> [Stated exercise]: Locate every line in the material below that has the word "watermark". Copy each of those lines.

> [Supplied data]:

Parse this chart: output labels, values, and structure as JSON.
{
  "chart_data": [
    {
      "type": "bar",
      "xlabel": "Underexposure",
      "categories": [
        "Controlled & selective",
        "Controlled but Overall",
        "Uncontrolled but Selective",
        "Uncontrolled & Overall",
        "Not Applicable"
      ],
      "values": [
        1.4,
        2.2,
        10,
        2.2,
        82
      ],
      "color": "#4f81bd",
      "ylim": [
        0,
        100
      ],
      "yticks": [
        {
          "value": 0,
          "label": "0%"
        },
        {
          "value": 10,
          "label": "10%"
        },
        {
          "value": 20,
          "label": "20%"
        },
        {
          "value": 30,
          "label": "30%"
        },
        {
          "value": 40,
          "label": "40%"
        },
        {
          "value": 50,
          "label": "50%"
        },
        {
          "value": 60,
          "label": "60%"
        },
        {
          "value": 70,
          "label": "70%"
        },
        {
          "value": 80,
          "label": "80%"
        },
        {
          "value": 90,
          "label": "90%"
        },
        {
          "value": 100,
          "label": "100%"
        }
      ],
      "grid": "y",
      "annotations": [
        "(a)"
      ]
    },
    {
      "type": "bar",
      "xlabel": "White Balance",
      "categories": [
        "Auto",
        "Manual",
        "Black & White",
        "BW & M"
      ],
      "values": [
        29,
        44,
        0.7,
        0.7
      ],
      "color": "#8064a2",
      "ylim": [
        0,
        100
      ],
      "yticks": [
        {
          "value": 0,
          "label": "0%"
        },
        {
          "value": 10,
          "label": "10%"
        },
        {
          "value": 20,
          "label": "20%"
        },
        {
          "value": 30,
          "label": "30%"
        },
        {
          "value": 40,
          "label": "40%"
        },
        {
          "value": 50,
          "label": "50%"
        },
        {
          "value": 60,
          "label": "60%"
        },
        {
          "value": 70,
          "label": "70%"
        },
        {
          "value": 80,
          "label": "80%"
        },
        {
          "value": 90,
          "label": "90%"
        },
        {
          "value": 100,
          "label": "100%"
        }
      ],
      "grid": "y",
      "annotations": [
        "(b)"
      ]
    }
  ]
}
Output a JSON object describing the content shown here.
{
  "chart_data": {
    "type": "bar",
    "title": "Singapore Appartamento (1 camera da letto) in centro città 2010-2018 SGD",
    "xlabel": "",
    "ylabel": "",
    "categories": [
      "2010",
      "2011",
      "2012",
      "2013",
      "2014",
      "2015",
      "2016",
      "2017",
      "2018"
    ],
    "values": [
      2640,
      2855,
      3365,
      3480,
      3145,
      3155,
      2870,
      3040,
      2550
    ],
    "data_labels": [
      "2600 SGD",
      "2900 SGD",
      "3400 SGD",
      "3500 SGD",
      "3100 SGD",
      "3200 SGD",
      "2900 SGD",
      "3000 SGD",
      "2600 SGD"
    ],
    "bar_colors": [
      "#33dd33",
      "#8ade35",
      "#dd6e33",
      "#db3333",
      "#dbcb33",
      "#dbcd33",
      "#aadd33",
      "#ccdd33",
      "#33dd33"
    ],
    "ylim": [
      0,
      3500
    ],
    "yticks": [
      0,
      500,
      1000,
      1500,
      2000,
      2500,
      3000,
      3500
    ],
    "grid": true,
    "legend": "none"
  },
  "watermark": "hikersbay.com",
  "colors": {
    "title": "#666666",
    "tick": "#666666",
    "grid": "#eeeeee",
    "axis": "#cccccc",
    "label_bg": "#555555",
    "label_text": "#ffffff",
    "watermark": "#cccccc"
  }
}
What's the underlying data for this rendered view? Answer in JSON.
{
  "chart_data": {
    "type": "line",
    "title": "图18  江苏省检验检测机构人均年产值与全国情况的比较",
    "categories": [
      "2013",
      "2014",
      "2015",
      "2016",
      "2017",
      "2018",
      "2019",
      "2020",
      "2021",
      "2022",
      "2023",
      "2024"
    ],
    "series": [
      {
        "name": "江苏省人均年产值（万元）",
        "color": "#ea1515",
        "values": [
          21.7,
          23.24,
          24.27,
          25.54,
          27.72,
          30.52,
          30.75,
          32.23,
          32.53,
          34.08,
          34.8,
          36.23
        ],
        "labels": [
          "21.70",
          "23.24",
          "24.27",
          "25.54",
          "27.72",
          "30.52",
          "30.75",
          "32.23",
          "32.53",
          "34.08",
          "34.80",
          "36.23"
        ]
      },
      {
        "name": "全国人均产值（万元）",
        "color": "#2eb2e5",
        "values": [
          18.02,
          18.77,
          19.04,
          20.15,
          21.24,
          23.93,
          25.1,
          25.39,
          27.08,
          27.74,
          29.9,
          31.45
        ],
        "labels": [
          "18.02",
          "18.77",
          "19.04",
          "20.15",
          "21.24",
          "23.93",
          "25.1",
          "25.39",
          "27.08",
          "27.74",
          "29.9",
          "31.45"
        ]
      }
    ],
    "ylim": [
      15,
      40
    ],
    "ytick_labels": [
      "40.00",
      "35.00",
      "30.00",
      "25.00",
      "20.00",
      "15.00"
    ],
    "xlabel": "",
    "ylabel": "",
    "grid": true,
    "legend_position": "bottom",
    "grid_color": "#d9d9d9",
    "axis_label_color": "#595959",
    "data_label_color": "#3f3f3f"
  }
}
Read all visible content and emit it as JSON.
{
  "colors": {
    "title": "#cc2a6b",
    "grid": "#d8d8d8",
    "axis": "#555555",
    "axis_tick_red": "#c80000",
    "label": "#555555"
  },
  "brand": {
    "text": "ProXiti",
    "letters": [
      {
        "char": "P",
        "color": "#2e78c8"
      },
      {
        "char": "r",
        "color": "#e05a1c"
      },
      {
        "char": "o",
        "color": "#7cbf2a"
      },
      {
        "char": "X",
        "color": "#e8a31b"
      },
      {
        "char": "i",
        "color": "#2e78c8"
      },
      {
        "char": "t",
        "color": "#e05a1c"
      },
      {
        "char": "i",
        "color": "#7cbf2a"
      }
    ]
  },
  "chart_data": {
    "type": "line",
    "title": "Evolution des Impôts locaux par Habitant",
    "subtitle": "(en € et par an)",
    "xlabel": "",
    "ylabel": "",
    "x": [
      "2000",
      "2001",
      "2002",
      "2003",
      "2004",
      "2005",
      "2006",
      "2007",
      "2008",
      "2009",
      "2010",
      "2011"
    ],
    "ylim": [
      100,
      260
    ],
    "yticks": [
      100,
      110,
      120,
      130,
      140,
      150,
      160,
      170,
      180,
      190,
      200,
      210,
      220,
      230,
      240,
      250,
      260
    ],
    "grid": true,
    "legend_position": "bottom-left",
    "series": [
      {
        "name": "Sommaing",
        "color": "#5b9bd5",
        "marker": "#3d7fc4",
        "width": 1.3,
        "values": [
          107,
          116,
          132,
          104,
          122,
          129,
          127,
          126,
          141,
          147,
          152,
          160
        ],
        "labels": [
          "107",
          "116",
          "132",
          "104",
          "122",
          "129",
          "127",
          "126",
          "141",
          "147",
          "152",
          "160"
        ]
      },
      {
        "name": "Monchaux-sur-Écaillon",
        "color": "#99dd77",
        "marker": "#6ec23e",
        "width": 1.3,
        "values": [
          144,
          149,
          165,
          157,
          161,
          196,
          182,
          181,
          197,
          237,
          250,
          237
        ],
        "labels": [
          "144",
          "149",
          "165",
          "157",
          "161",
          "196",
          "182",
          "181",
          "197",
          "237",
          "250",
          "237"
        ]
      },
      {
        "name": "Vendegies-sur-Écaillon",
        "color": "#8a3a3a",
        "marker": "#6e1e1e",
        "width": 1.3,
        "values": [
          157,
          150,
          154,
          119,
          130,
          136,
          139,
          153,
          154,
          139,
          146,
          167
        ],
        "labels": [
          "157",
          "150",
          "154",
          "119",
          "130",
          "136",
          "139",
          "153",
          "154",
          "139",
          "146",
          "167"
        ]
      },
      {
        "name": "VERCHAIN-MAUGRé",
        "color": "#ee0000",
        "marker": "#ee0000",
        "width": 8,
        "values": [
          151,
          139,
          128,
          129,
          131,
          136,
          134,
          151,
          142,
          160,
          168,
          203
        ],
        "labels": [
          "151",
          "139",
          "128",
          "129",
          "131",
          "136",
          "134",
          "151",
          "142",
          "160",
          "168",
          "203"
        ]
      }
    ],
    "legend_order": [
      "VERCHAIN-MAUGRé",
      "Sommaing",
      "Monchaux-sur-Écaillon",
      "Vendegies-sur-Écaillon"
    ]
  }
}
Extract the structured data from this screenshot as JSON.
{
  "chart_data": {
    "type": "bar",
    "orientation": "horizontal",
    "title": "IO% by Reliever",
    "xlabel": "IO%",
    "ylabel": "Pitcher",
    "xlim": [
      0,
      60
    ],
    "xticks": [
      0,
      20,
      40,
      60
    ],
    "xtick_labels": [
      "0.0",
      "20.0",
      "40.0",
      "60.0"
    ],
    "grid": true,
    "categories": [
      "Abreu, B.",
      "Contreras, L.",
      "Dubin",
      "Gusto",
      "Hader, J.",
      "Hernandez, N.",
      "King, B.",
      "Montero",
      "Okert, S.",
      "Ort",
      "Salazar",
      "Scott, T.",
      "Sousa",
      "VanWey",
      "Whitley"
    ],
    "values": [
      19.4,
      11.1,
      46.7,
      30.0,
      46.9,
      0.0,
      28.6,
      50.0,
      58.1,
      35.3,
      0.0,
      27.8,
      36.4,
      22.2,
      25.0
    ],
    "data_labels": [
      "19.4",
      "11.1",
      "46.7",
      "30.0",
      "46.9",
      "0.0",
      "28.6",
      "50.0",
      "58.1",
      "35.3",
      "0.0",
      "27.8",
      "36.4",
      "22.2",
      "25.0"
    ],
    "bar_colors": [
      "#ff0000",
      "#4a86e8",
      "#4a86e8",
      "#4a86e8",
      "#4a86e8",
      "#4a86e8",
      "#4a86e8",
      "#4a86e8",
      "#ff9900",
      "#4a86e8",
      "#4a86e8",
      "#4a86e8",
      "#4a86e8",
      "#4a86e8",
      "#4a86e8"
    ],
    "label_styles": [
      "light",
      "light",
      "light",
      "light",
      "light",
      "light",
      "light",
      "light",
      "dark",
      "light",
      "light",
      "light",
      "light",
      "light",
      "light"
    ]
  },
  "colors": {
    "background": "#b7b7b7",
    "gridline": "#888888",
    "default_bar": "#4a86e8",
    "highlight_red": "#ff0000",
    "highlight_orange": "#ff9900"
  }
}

> [Solution to this problem]:
  "watermark": "hikersbay.com",
    "watermark": "#cccccc"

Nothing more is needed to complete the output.